#### INPUT MATERIAL
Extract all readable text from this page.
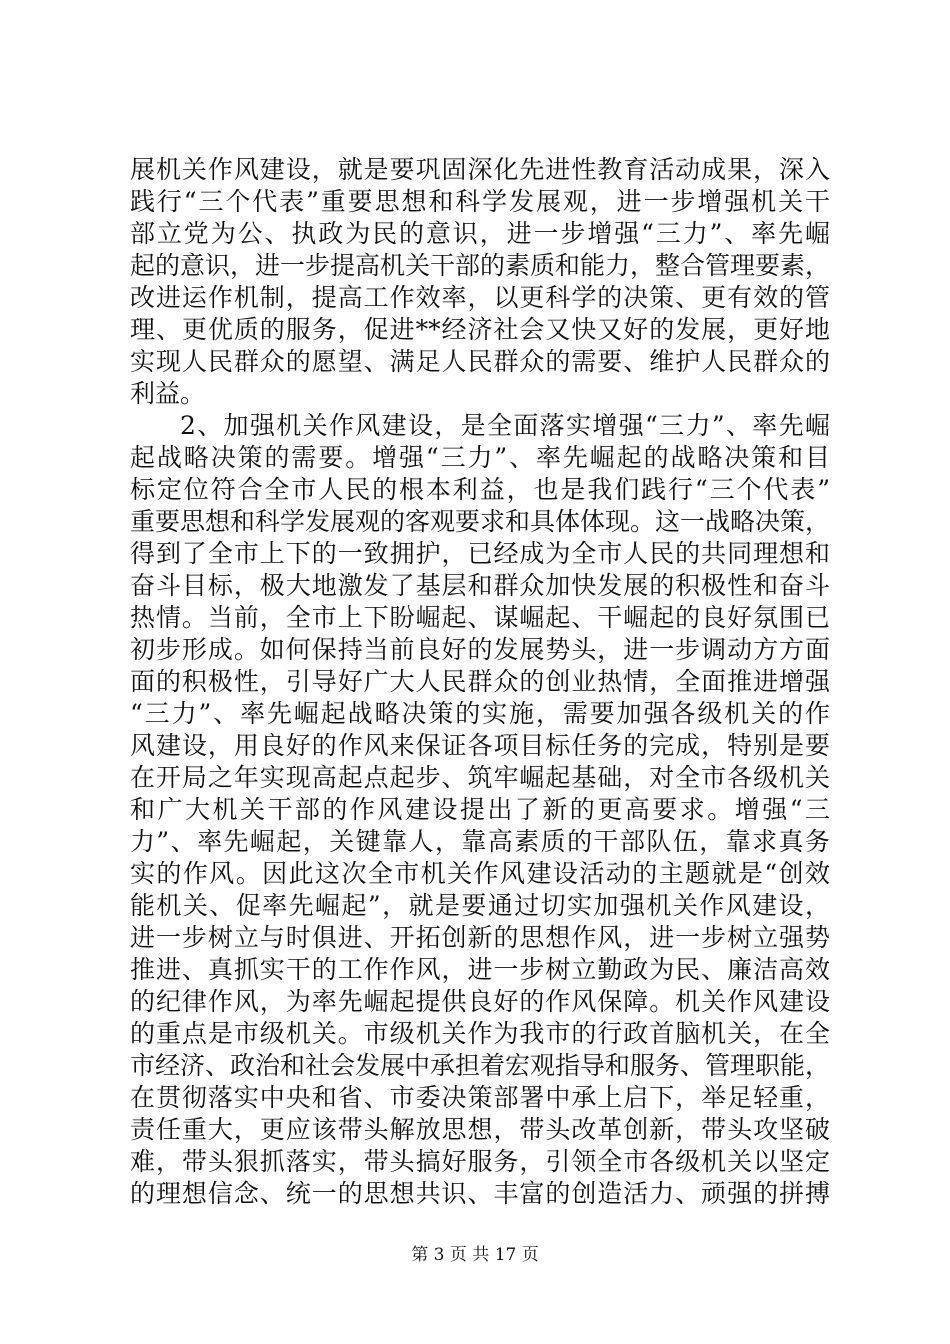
展机关作风建设，就是要巩固深化先进性教育活动成果，深入
践行“三个代表”重要思想和科学发展观，进一步增强机关干
部立党为公、执政为民的意识，进一步增强“三力”、率先崛
起的意识，进一步提高机关干部的素质和能力，整合管理要素，
改进运作机制，提高工作效率，以更科学的决策、更有效的管
理、更优质的服务，促进**经济社会又快又好的发展，更好地
实现人民群众的愿望、满足人民群众的需要、维护人民群众的
利益。
2、加强机关作风建设，是全面落实增强“三力”、率先崛
起战略决策的需要。增强“三力”、率先崛起的战略决策和目
标定位符合全市人民的根本利益，也是我们践行“三个代表”
重要思想和科学发展观的客观要求和具体体现。这一战略决策，
得到了全市上下的一致拥护，已经成为全市人民的共同理想和
奋斗目标，极大地激发了基层和群众加快发展的积极性和奋斗
热情。当前，全市上下盼崛起、谋崛起、干崛起的良好氛围已
初步形成。如何保持当前良好的发展势头，进一步调动方方面
面的积极性，引导好广大人民群众的创业热情，全面推进增强
“三力”、率先崛起战略决策的实施，需要加强各级机关的作
风建设，用良好的作风来保证各项目标任务的完成，特别是要
在开局之年实现高起点起步、筑牢崛起基础，对全市各级机关
和广大机关干部的作风建设提出了新的更高要求。增强“三
力”、率先崛起，关键靠人，靠高素质的干部队伍，靠求真务
实的作风。因此这次全市机关作风建设活动的主题就是“创效
能机关、促率先崛起”，就是要通过切实加强机关作风建设，
进一步树立与时俱进、开拓创新的思想作风，进一步树立强势
推进、真抓实干的工作作风，进一步树立勤政为民、廉洁高效
的纪律作风，为率先崛起提供良好的作风保障。机关作风建设
的重点是市级机关。市级机关作为我市的行政首脑机关，在全
市经济、政治和社会发展中承担着宏观指导和服务、管理职能，
在贯彻落实中央和省、市委决策部署中承上启下，举足轻重，
责任重大，更应该带头解放思想，带头改革创新，带头攻坚破
难，带头狠抓落实，带头搞好服务，引领全市各级机关以坚定
的理想信念、统一的思想共识、丰富的创造活力、顽强的拼搏
第 3 页 共 17 页
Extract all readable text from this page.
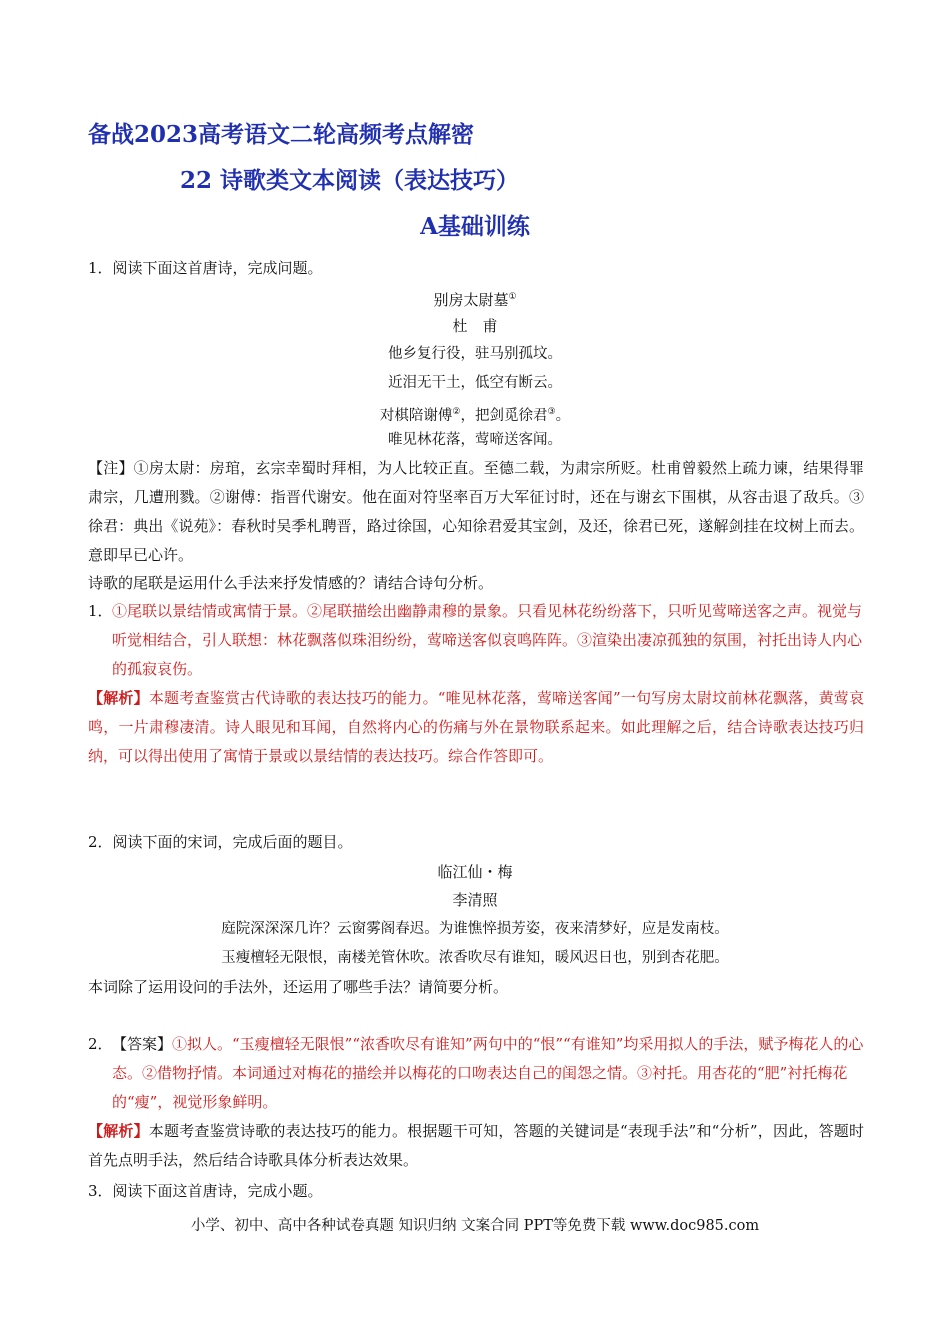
备战2023高考语文二轮高频考点解密
22 诗歌类文本阅读（表达技巧）
A基础训练
1．阅读下面这首唐诗，完成问题。
别房太尉墓①
杜　甫
他乡复行役，驻马别孤坟。
近泪无干土，低空有断云。
对棋陪谢傅②，把剑觅徐君③。
唯见林花落，莺啼送客闻。
【注】①房太尉：房琯，玄宗幸蜀时拜相，为人比较正直。至德二载，为肃宗所贬。杜甫曾毅然上疏力谏，结果得罪肃宗，几遭刑戮。②谢傅：指晋代谢安。他在面对符坚率百万大军征讨时，还在与谢玄下围棋，从容击退了敌兵。③徐君：典出《说苑》：春秋时吴季札聘晋，路过徐国，心知徐君爱其宝剑，及还，徐君已死，遂解剑挂在坟树上而去。意即早已心许。
诗歌的尾联是运用什么手法来抒发情感的？请结合诗句分析。
1． ①尾联以景结情或寓情于景。②尾联描绘出幽静肃穆的景象。只看见林花纷纷落下，只听见莺啼送客之声。视觉与听觉相结合，引人联想：林花飘落似珠泪纷纷，莺啼送客似哀鸣阵阵。③渲染出凄凉孤独的氛围，衬托出诗人内心的孤寂哀伤。
【解析】本题考查鉴赏古代诗歌的表达技巧的能力。“唯见林花落，莺啼送客闻”一句写房太尉坟前林花飘落，黄莺哀鸣，一片肃穆凄清。诗人眼见和耳闻，自然将内心的伤痛与外在景物联系起来。如此理解之后，结合诗歌表达技巧归纳，可以得出使用了寓情于景或以景结情的表达技巧。综合作答即可。
2．阅读下面的宋词，完成后面的题目。
临江仙・梅
李清照
庭院深深深几许？云窗雾阁春迟。为谁憔悴损芳姿，夜来清梦好，应是发南枝。
玉瘦檀轻无限恨，南楼羌管休吹。浓香吹尽有谁知，暖风迟日也，别到杏花肥。
本词除了运用设问的手法外，还运用了哪些手法？请简要分析。
2． 【答案】①拟人。“玉瘦檀轻无限恨”“浓香吹尽有谁知”两句中的“恨”“有谁知”均采用拟人的手法，赋予梅花人的心态。②借物抒情。本词通过对梅花的描绘并以梅花的口吻表达自己的闺怨之情。③衬托。用杏花的“肥”衬托梅花的“瘦”，视觉形象鲜明。
【解析】本题考查鉴赏诗歌的表达技巧的能力。根据题干可知，答题的关键词是“表现手法”和“分析”，因此，答题时首先点明手法，然后结合诗歌具体分析表达效果。
3．阅读下面这首唐诗，完成小题。
小学、初中、高中各种试卷真题 知识归纳 文案合同 PPT等免费下载 www.doc985.com
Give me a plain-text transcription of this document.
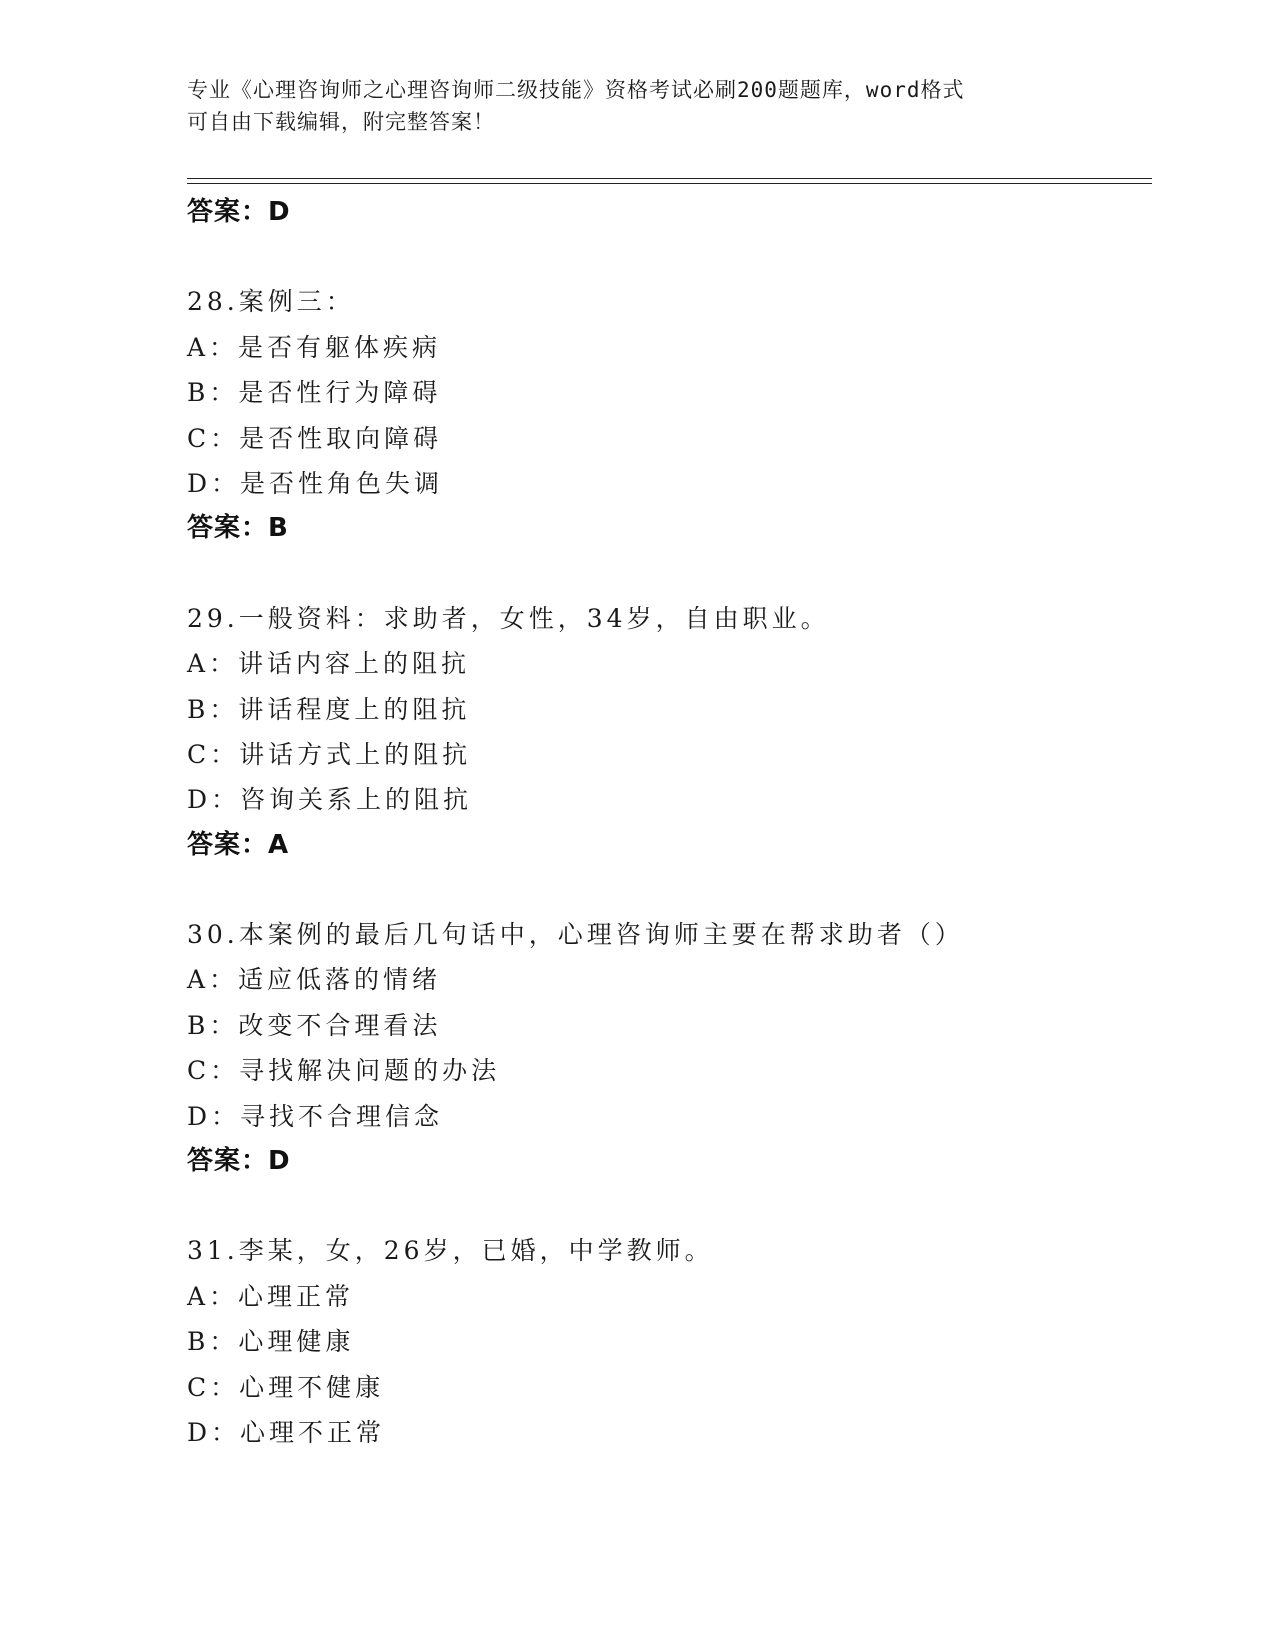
专业《心理咨询师之心理咨询师二级技能》资格考试必刷200题题库，word格式
可自由下载编辑，附完整答案！
答案：D
28.案例三：
A：是否有躯体疾病
B：是否性行为障碍
C：是否性取向障碍
D：是否性角色失调
答案：B
29.一般资料：求助者，女性，34岁，自由职业。
A：讲话内容上的阻抗
B：讲话程度上的阻抗
C：讲话方式上的阻抗
D：咨询关系上的阻抗
答案：A
30.本案例的最后几句话中，心理咨询师主要在帮求助者（）
A：适应低落的情绪
B：改变不合理看法
C：寻找解决问题的办法
D：寻找不合理信念
答案：D
31.李某，女，26岁，已婚，中学教师。
A：心理正常
B：心理健康
C：心理不健康
D：心理不正常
########
▶ _PROBLEM REQUIREMENTS_
Restate the records word for word, omitting images.

▶ _THE REPLY_
Extract all readable text from this page.
展机关作风建设，就是要巩固深化先进性教育活动成果，深入
践行“三个代表”重要思想和科学发展观，进一步增强机关干
部立党为公、执政为民的意识，进一步增强“三力”、率先崛
起的意识，进一步提高机关干部的素质和能力，整合管理要素，
改进运作机制，提高工作效率，以更科学的决策、更有效的管
理、更优质的服务，促进**经济社会又快又好的发展，更好地
实现人民群众的愿望、满足人民群众的需要、维护人民群众的
利益。
2、加强机关作风建设，是全面落实增强“三力”、率先崛
起战略决策的需要。增强“三力”、率先崛起的战略决策和目
标定位符合全市人民的根本利益，也是我们践行“三个代表”
重要思想和科学发展观的客观要求和具体体现。这一战略决策，
得到了全市上下的一致拥护，已经成为全市人民的共同理想和
奋斗目标，极大地激发了基层和群众加快发展的积极性和奋斗
热情。当前，全市上下盼崛起、谋崛起、干崛起的良好氛围已
初步形成。如何保持当前良好的发展势头，进一步调动方方面
面的积极性，引导好广大人民群众的创业热情，全面推进增强
“三力”、率先崛起战略决策的实施，需要加强各级机关的作
风建设，用良好的作风来保证各项目标任务的完成，特别是要
在开局之年实现高起点起步、筑牢崛起基础，对全市各级机关
和广大机关干部的作风建设提出了新的更高要求。增强“三
力”、率先崛起，关键靠人，靠高素质的干部队伍，靠求真务
实的作风。因此这次全市机关作风建设活动的主题就是“创效
能机关、促率先崛起”，就是要通过切实加强机关作风建设，
进一步树立与时俱进、开拓创新的思想作风，进一步树立强势
推进、真抓实干的工作作风，进一步树立勤政为民、廉洁高效
的纪律作风，为率先崛起提供良好的作风保障。机关作风建设
的重点是市级机关。市级机关作为我市的行政首脑机关，在全
市经济、政治和社会发展中承担着宏观指导和服务、管理职能，
在贯彻落实中央和省、市委决策部署中承上启下，举足轻重，
责任重大，更应该带头解放思想，带头改革创新，带头攻坚破
难，带头狠抓落实，带头搞好服务，引领全市各级机关以坚定
的理想信念、统一的思想共识、丰富的创造活力、顽强的拼搏
第 3 页 共 17 页
Extract all readable text from this page.
备战2023高考语文二轮高频考点解密
22 诗歌类文本阅读（表达技巧）
A基础训练
1．阅读下面这首唐诗，完成问题。
别房太尉墓①
杜　甫
他乡复行役，驻马别孤坟。
近泪无干土，低空有断云。
对棋陪谢傅②，把剑觅徐君③。
唯见林花落，莺啼送客闻。
【注】①房太尉：房琯，玄宗幸蜀时拜相，为人比较正直。至德二载，为肃宗所贬。杜甫曾毅然上疏力谏，结果得罪肃宗，几遭刑戮。②谢傅：指晋代谢安。他在面对符坚率百万大军征讨时，还在与谢玄下围棋，从容击退了敌兵。③徐君：典出《说苑》：春秋时吴季札聘晋，路过徐国，心知徐君爱其宝剑，及还，徐君已死，遂解剑挂在坟树上而去。意即早已心许。
诗歌的尾联是运用什么手法来抒发情感的？请结合诗句分析。
1． ①尾联以景结情或寓情于景。②尾联描绘出幽静肃穆的景象。只看见林花纷纷落下，只听见莺啼送客之声。视觉与听觉相结合，引人联想：林花飘落似珠泪纷纷，莺啼送客似哀鸣阵阵。③渲染出凄凉孤独的氛围，衬托出诗人内心的孤寂哀伤。
【解析】本题考查鉴赏古代诗歌的表达技巧的能力。“唯见林花落，莺啼送客闻”一句写房太尉坟前林花飘落，黄莺哀鸣，一片肃穆凄清。诗人眼见和耳闻，自然将内心的伤痛与外在景物联系起来。如此理解之后，结合诗歌表达技巧归纳，可以得出使用了寓情于景或以景结情的表达技巧。综合作答即可。
2．阅读下面的宋词，完成后面的题目。
临江仙・梅
李清照
庭院深深深几许？云窗雾阁春迟。为谁憔悴损芳姿，夜来清梦好，应是发南枝。
玉瘦檀轻无限恨，南楼羌管休吹。浓香吹尽有谁知，暖风迟日也，别到杏花肥。
本词除了运用设问的手法外，还运用了哪些手法？请简要分析。
2． 【答案】①拟人。“玉瘦檀轻无限恨”“浓香吹尽有谁知”两句中的“恨”“有谁知”均采用拟人的手法，赋予梅花人的心态。②借物抒情。本词通过对梅花的描绘并以梅花的口吻表达自己的闺怨之情。③衬托。用杏花的“肥”衬托梅花的“瘦”，视觉形象鲜明。
【解析】本题考查鉴赏诗歌的表达技巧的能力。根据题干可知，答题的关键词是“表现手法”和“分析”，因此，答题时首先点明手法，然后结合诗歌具体分析表达效果。
3．阅读下面这首唐诗，完成小题。
小学、初中、高中各种试卷真题 知识归纳 文案合同 PPT等免费下载 www.doc985.com
Give me a plain-text transcription of this document.
专业《心理咨询师之心理咨询师二级技能》资格考试必刷200题题库，word格式
可自由下载编辑，附完整答案！
答案：D
28.案例三：
A：是否有躯体疾病
B：是否性行为障碍
C：是否性取向障碍
D：是否性角色失调
答案：B
29.一般资料：求助者，女性，34岁，自由职业。
A：讲话内容上的阻抗
B：讲话程度上的阻抗
C：讲话方式上的阻抗
D：咨询关系上的阻抗
答案：A
30.本案例的最后几句话中，心理咨询师主要在帮求助者（）
A：适应低落的情绪
B：改变不合理看法
C：寻找解决问题的办法
D：寻找不合理信念
答案：D
31.李某，女，26岁，已婚，中学教师。
A：心理正常
B：心理健康
C：心理不健康
D：心理不正常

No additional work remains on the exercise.